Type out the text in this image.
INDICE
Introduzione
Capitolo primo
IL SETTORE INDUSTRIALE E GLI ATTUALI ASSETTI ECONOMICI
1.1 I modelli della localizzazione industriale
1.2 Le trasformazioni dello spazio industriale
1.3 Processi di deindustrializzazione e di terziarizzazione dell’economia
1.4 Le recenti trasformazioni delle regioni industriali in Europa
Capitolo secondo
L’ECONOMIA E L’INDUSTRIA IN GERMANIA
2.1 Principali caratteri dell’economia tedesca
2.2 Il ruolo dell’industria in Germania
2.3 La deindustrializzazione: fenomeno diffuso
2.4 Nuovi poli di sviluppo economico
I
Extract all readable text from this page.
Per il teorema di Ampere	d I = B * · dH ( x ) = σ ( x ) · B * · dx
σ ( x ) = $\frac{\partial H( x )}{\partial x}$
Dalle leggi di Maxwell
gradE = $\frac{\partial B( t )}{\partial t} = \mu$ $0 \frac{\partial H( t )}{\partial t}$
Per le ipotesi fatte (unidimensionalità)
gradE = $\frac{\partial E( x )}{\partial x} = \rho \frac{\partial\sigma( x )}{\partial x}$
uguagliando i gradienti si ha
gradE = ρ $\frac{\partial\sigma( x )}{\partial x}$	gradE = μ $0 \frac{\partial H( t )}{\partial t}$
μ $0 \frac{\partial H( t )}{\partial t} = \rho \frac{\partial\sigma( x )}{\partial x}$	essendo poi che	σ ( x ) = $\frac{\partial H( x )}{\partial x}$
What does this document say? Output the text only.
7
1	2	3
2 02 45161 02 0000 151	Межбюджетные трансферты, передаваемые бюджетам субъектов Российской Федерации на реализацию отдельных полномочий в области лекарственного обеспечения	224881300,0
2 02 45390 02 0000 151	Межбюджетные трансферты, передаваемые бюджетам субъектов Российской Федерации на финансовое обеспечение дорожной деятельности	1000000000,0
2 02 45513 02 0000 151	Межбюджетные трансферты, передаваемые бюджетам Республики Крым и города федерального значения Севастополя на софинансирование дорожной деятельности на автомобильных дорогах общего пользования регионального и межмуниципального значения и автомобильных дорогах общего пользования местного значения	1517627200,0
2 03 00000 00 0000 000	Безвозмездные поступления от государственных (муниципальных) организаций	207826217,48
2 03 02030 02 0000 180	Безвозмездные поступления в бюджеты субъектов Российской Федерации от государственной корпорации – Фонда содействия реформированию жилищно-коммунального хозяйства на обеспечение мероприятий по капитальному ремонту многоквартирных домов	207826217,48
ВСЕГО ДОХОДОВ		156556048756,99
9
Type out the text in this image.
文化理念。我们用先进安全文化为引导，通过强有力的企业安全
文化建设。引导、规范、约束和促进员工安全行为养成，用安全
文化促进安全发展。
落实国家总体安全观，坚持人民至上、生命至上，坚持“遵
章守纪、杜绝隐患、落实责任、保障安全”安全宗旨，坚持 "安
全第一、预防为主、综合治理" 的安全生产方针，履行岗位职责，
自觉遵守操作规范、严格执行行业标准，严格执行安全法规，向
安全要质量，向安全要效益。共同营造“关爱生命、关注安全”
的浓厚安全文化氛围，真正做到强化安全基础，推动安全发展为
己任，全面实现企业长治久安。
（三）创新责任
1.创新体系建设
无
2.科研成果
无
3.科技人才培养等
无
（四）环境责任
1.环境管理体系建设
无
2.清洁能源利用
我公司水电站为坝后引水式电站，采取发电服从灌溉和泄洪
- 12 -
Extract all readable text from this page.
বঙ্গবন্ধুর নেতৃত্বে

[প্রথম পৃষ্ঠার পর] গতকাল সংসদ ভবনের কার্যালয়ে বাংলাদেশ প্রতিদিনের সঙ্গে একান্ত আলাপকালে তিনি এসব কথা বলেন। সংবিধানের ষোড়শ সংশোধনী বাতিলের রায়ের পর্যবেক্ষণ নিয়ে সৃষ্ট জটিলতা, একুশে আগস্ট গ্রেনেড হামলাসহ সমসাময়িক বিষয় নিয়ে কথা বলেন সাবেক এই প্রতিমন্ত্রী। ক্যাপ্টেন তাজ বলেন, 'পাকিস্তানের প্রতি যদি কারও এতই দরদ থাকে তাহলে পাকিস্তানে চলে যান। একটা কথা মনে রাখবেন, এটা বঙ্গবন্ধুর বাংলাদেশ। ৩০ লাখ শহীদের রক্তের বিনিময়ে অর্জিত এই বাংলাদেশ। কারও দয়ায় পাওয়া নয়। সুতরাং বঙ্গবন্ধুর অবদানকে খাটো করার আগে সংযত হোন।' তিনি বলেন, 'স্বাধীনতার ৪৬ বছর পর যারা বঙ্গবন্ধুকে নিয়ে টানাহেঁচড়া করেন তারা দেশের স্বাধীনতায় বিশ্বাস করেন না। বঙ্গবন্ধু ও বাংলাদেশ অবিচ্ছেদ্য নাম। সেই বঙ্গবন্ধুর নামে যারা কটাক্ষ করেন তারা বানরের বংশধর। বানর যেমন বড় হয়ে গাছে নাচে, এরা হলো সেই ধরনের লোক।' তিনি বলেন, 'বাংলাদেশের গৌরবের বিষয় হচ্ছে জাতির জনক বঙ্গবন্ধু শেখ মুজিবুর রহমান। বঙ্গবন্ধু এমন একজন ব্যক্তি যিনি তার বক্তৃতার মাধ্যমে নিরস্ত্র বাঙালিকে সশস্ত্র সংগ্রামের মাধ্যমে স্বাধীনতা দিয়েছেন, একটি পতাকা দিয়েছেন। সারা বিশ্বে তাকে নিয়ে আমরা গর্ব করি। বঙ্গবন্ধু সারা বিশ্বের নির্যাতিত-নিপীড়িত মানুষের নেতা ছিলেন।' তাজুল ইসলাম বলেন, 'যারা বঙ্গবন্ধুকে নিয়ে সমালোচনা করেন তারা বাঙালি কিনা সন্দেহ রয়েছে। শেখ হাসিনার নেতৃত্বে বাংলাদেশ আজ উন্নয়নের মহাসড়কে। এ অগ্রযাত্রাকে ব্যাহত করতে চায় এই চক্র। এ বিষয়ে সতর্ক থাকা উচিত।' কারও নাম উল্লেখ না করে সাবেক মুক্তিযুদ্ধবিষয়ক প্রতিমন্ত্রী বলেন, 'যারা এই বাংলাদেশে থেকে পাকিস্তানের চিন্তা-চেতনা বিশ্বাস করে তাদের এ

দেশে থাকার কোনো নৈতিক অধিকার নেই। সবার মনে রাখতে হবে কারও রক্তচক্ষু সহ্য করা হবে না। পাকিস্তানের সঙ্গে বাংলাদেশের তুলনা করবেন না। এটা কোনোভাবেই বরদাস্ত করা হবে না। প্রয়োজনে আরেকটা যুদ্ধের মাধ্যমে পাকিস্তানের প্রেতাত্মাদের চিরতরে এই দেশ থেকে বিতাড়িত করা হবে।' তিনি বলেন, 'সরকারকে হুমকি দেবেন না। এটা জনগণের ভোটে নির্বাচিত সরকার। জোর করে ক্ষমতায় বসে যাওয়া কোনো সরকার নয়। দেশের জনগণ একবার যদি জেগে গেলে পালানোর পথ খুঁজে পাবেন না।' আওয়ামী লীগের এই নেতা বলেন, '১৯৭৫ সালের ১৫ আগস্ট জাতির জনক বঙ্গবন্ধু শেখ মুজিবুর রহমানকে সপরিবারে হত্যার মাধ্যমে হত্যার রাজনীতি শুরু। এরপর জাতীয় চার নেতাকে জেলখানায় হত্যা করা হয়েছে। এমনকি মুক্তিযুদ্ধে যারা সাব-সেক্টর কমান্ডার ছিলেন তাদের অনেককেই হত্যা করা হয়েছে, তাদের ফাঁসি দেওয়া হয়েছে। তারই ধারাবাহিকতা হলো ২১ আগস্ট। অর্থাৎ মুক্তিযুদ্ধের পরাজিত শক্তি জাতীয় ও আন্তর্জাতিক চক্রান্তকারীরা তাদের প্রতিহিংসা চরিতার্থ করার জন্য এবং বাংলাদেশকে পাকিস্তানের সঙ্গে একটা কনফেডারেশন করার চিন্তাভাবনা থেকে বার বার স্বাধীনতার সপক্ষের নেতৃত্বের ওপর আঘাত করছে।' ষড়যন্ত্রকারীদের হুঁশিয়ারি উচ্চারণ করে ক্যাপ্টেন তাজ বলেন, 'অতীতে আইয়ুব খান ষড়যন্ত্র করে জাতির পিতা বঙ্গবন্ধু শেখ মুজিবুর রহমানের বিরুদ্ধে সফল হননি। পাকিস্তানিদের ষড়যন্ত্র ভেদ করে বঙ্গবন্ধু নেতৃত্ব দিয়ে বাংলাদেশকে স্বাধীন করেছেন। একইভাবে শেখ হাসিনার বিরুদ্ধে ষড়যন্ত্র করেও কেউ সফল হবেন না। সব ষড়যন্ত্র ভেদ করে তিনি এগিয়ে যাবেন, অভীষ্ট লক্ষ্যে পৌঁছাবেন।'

***

THE PROBLEM: Which lines of the material contain the string "deindustrializzazione"? List each of them.

ANSWER BELOW:
1.3 Processi di deindustrializzazione e di terziarizzazione dell’economia
2.3 La deindustrializzazione: fenomeno diffuso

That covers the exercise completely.